Find every line below that contains the word "проекта" and copy it out.

Dataset records ▸
▶
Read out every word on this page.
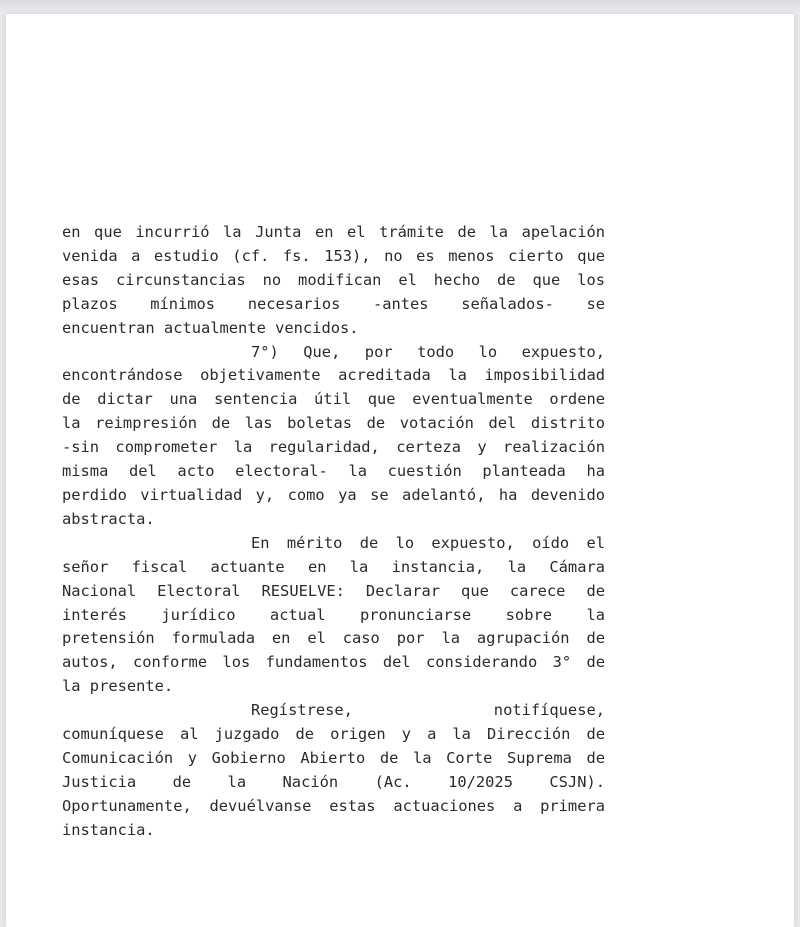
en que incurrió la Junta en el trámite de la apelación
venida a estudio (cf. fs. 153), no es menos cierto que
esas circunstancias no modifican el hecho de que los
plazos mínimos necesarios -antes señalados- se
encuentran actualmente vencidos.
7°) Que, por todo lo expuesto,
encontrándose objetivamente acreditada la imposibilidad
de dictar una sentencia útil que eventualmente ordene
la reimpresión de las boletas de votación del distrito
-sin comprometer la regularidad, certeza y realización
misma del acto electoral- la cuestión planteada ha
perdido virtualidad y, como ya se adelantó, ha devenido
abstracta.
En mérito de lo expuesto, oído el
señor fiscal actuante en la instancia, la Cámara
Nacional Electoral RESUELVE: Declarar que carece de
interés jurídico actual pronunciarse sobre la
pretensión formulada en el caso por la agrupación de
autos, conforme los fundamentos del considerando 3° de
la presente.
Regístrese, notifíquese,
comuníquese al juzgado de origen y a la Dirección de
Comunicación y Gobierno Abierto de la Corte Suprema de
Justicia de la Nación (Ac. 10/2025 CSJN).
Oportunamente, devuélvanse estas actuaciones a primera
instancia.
◀
▶
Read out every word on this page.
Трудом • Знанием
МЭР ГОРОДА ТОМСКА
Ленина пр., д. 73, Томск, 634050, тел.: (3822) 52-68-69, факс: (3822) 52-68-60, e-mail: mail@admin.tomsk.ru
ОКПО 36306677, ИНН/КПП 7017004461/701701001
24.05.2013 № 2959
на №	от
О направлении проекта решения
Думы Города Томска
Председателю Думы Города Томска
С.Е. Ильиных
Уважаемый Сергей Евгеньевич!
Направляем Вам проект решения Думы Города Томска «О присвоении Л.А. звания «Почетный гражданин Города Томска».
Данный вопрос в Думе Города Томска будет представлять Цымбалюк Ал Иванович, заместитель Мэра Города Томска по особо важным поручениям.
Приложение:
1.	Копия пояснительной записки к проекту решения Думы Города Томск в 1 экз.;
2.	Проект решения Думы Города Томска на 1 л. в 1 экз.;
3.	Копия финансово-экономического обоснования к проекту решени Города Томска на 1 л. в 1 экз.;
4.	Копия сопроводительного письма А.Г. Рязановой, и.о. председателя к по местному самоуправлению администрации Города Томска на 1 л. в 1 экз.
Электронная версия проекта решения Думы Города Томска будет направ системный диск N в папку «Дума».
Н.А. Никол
◀
The solution ▸
О направлении проекта решения
Электронная версия проекта решения Думы Города Томска будет направ системный диск N в папку «Дума».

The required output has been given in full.